(Records from a dataset)

===============

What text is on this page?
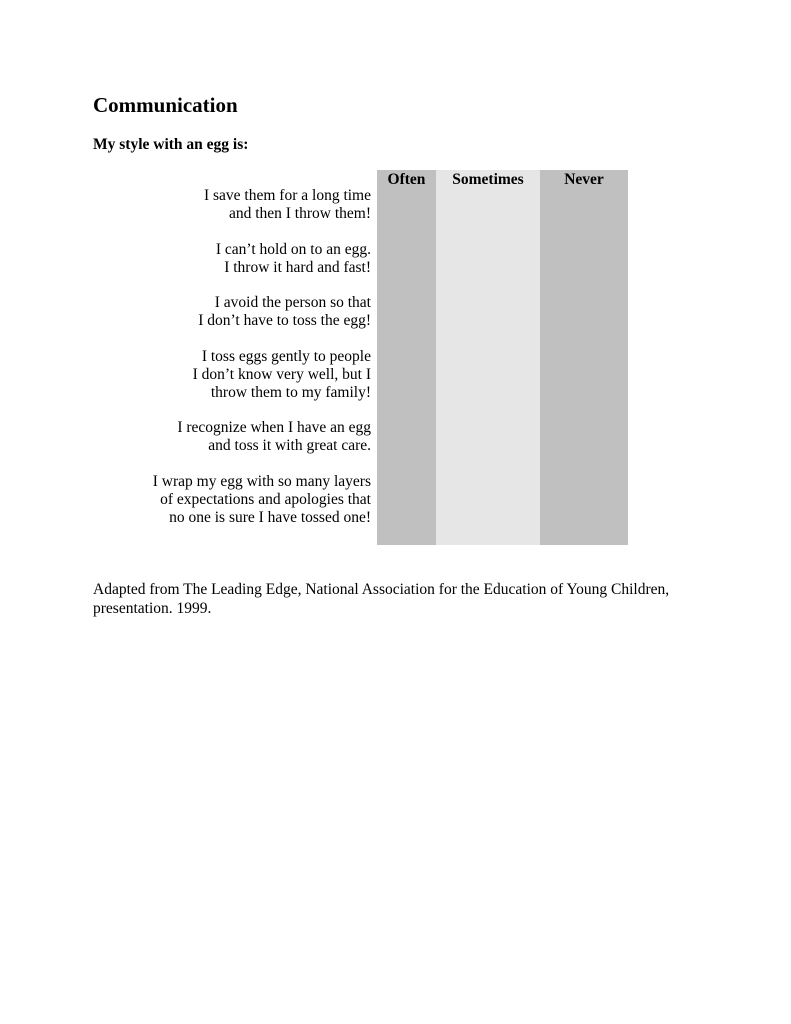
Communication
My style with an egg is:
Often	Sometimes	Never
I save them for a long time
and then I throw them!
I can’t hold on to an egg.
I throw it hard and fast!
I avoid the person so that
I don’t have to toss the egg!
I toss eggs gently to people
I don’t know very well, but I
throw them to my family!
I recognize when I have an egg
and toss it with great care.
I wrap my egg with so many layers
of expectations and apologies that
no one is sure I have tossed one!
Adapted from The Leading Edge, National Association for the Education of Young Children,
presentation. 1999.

===============

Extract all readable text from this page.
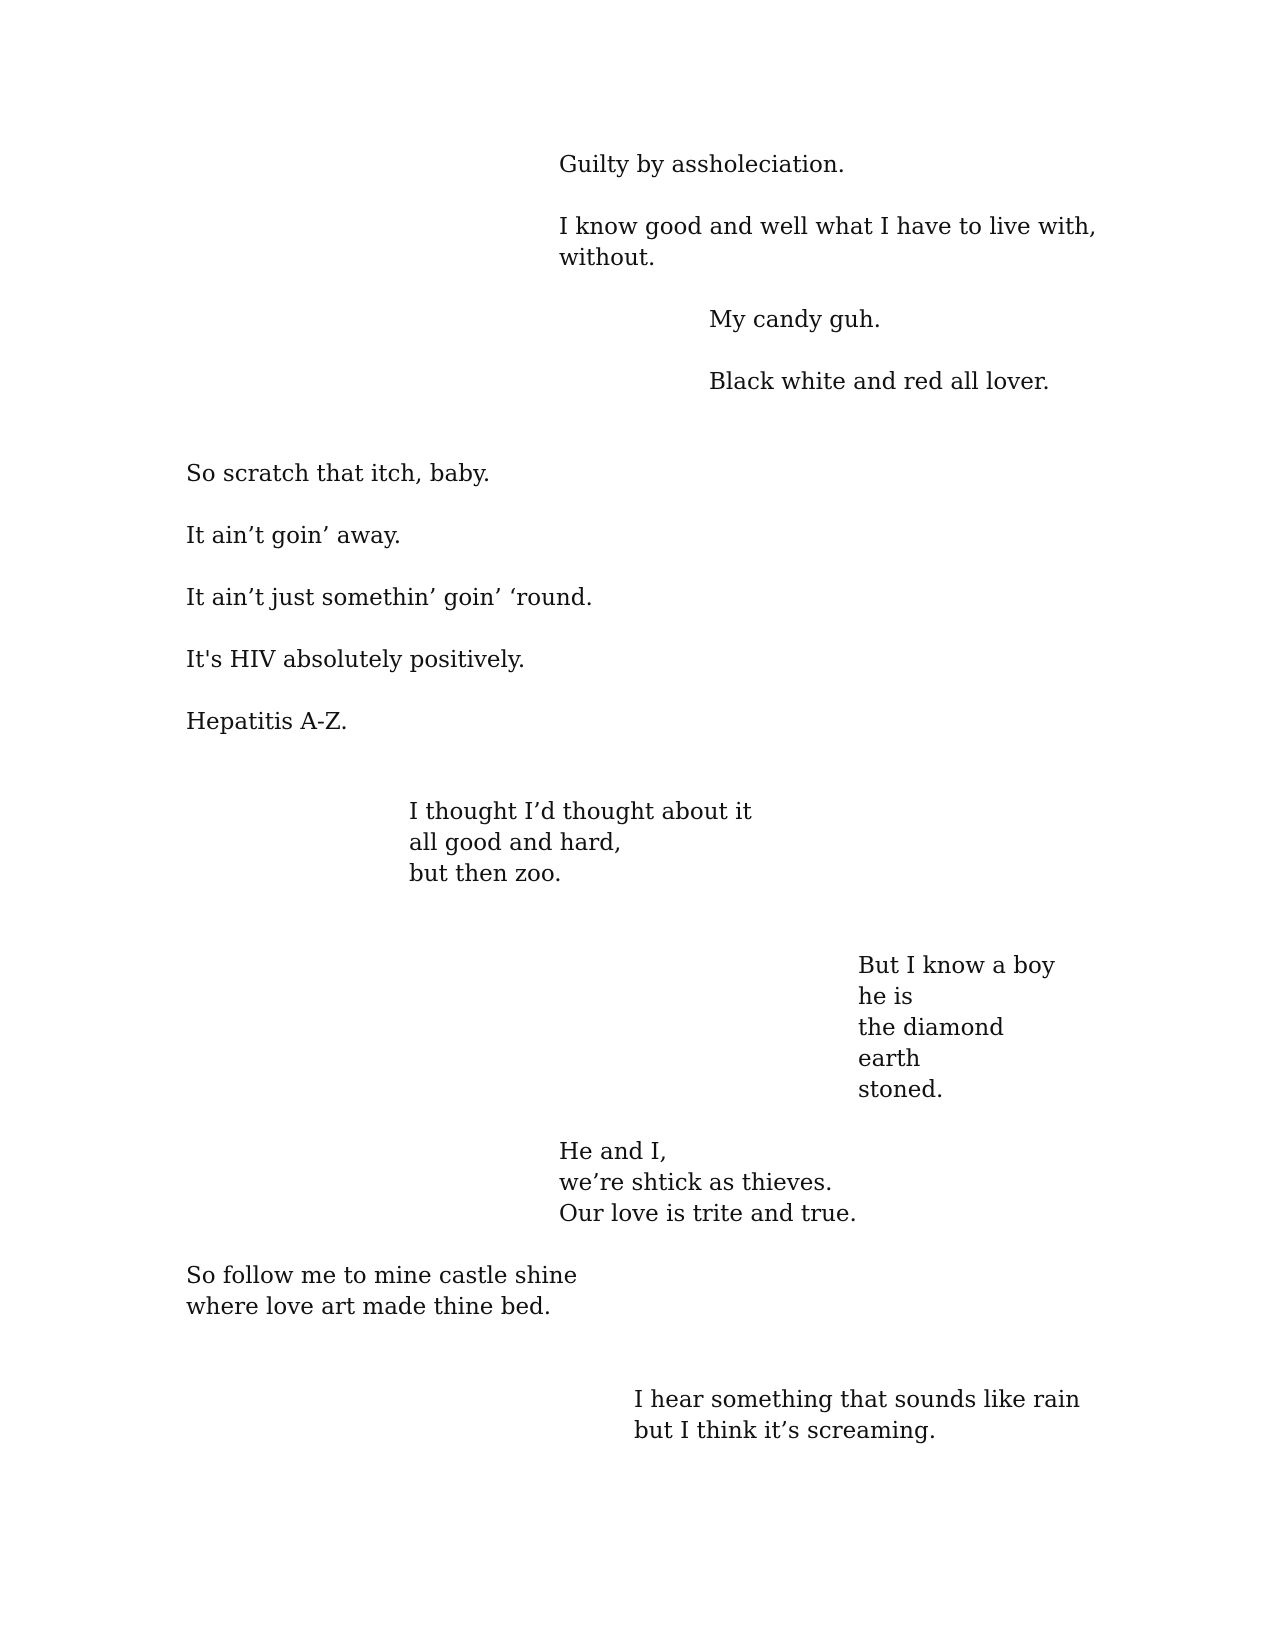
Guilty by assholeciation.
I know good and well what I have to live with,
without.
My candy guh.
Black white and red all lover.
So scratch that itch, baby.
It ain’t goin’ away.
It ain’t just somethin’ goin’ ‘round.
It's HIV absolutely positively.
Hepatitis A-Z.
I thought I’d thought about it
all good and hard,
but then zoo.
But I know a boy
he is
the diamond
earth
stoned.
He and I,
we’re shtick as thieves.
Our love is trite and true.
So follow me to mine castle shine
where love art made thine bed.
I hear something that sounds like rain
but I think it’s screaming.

===============

Within the listing above, copy each line that has the string "know".

§ Complete answer:
I don’t know very well, but I
I know good and well what I have to live with,
But I know a boy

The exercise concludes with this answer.